» Raw data
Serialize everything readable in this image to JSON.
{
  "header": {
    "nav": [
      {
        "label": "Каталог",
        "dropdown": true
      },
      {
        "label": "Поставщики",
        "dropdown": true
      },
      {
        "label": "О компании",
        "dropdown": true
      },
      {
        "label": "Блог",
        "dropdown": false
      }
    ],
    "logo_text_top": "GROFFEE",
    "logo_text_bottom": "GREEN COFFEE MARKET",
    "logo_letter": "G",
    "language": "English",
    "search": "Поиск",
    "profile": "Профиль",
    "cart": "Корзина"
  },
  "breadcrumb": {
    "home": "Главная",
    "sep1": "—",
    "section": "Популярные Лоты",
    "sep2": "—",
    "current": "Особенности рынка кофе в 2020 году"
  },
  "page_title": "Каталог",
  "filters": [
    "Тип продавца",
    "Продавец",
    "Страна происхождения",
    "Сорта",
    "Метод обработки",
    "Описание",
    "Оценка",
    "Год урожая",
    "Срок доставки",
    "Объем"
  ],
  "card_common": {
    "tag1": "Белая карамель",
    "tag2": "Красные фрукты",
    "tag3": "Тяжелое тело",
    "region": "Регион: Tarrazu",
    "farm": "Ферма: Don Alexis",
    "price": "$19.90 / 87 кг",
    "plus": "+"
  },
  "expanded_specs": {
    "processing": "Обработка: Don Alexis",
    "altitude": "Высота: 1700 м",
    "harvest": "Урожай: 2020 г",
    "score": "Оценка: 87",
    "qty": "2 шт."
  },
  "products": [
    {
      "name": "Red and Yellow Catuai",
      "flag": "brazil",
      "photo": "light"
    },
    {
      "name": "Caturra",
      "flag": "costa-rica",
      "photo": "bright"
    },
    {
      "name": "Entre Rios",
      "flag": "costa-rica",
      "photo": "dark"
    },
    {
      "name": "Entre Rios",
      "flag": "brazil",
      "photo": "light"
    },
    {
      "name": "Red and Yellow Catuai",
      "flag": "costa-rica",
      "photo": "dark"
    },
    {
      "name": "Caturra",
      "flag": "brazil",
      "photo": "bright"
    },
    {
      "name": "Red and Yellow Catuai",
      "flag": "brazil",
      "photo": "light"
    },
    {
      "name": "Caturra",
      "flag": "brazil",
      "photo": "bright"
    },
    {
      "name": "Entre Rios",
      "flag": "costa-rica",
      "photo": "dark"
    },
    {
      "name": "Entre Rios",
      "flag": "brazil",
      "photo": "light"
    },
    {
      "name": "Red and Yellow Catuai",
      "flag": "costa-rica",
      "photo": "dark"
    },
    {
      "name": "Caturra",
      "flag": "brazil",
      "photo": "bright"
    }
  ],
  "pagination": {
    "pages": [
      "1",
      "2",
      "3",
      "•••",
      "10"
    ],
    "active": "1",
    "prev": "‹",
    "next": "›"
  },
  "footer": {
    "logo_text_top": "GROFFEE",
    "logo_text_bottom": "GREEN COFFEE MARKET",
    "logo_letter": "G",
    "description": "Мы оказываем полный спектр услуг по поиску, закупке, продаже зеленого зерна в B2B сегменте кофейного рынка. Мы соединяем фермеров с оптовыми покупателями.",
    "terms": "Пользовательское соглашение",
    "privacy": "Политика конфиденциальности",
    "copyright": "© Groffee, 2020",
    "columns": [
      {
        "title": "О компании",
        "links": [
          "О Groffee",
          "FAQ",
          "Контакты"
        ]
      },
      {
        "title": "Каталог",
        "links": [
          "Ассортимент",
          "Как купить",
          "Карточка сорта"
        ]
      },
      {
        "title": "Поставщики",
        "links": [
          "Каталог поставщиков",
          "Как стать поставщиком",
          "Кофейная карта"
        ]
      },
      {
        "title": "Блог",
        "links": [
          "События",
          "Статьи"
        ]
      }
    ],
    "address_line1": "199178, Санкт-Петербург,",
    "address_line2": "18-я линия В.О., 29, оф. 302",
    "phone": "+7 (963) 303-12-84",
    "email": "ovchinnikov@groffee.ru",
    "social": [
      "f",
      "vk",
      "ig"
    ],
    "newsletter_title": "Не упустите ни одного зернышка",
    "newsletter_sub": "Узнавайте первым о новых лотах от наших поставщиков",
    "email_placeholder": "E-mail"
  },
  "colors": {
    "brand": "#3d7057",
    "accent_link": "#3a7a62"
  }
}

» Exercise description
Quote the data above in full, changing nothing.

» Written response
Serialize everything readable in this image to JSON.
{
  "header": {
    "nav": [
      {
        "label": "Каталог",
        "dropdown": true
      },
      {
        "label": "Поставщики",
        "dropdown": true
      },
      {
        "label": "О компании",
        "dropdown": true
      },
      {
        "label": "Блог",
        "dropdown": false
      }
    ],
    "logo_text_top": "GROFFEE",
    "logo_text_bottom": "GREEN COFFEE MARKET",
    "logo_letter": "G",
    "language": "English",
    "search": "Поиск",
    "profile": "Профиль",
    "cart": "Корзина"
  },
  "breadcrumb": {
    "home": "Главная",
    "sep1": "—",
    "section": "Популярные Лоты",
    "sep2": "—",
    "current": "Особенности рынка кофе в 2020 году"
  },
  "page_title": "Каталог",
  "filters": [
    "Тип продавца",
    "Продавец",
    "Страна происхождения",
    "Сорта",
    "Метод обработки",
    "Описание",
    "Оценка",
    "Год урожая",
    "Срок доставки",
    "Объем"
  ],
  "card_common": {
    "tag1": "Белая карамель",
    "tag2": "Красные фрукты",
    "tag3": "Тяжелое тело",
    "region": "Регион: Tarrazu",
    "farm": "Ферма: Don Alexis",
    "price": "$19.90 / 87 кг",
    "plus": "+"
  },
  "expanded_specs": {
    "processing": "Обработка: Don Alexis",
    "altitude": "Высота: 1700 м",
    "harvest": "Урожай: 2020 г",
    "score": "Оценка: 87",
    "qty": "2 шт."
  },
  "products": [
    {
      "name": "Red and Yellow Catuai",
      "flag": "brazil",
      "photo": "light"
    },
    {
      "name": "Caturra",
      "flag": "costa-rica",
      "photo": "bright"
    },
    {
      "name": "Entre Rios",
      "flag": "costa-rica",
      "photo": "dark"
    },
    {
      "name": "Entre Rios",
      "flag": "brazil",
      "photo": "light"
    },
    {
      "name": "Red and Yellow Catuai",
      "flag": "costa-rica",
      "photo": "dark"
    },
    {
      "name": "Caturra",
      "flag": "brazil",
      "photo": "bright"
    },
    {
      "name": "Red and Yellow Catuai",
      "flag": "brazil",
      "photo": "light"
    },
    {
      "name": "Caturra",
      "flag": "brazil",
      "photo": "bright"
    },
    {
      "name": "Entre Rios",
      "flag": "costa-rica",
      "photo": "dark"
    },
    {
      "name": "Entre Rios",
      "flag": "brazil",
      "photo": "light"
    },
    {
      "name": "Red and Yellow Catuai",
      "flag": "costa-rica",
      "photo": "dark"
    },
    {
      "name": "Caturra",
      "flag": "brazil",
      "photo": "bright"
    }
  ],
  "pagination": {
    "pages": [
      "1",
      "2",
      "3",
      "•••",
      "10"
    ],
    "active": "1",
    "prev": "‹",
    "next": "›"
  },
  "footer": {
    "logo_text_top": "GROFFEE",
    "logo_text_bottom": "GREEN COFFEE MARKET",
    "logo_letter": "G",
    "description": "Мы оказываем полный спектр услуг по поиску, закупке, продаже зеленого зерна в B2B сегменте кофейного рынка. Мы соединяем фермеров с оптовыми покупателями.",
    "terms": "Пользовательское соглашение",
    "privacy": "Политика конфиденциальности",
    "copyright": "© Groffee, 2020",
    "columns": [
      {
        "title": "О компании",
        "links": [
          "О Groffee",
          "FAQ",
          "Контакты"
        ]
      },
      {
        "title": "Каталог",
        "links": [
          "Ассортимент",
          "Как купить",
          "Карточка сорта"
        ]
      },
      {
        "title": "Поставщики",
        "links": [
          "Каталог поставщиков",
          "Как стать поставщиком",
          "Кофейная карта"
        ]
      },
      {
        "title": "Блог",
        "links": [
          "События",
          "Статьи"
        ]
      }
    ],
    "address_line1": "199178, Санкт-Петербург,",
    "address_line2": "18-я линия В.О., 29, оф. 302",
    "phone": "+7 (963) 303-12-84",
    "email": "ovchinnikov@groffee.ru",
    "social": [
      "f",
      "vk",
      "ig"
    ],
    "newsletter_title": "Не упустите ни одного зернышка",
    "newsletter_sub": "Узнавайте первым о новых лотах от наших поставщиков",
    "email_placeholder": "E-mail"
  },
  "colors": {
    "brand": "#3d7057",
    "accent_link": "#3a7a62"
  }
}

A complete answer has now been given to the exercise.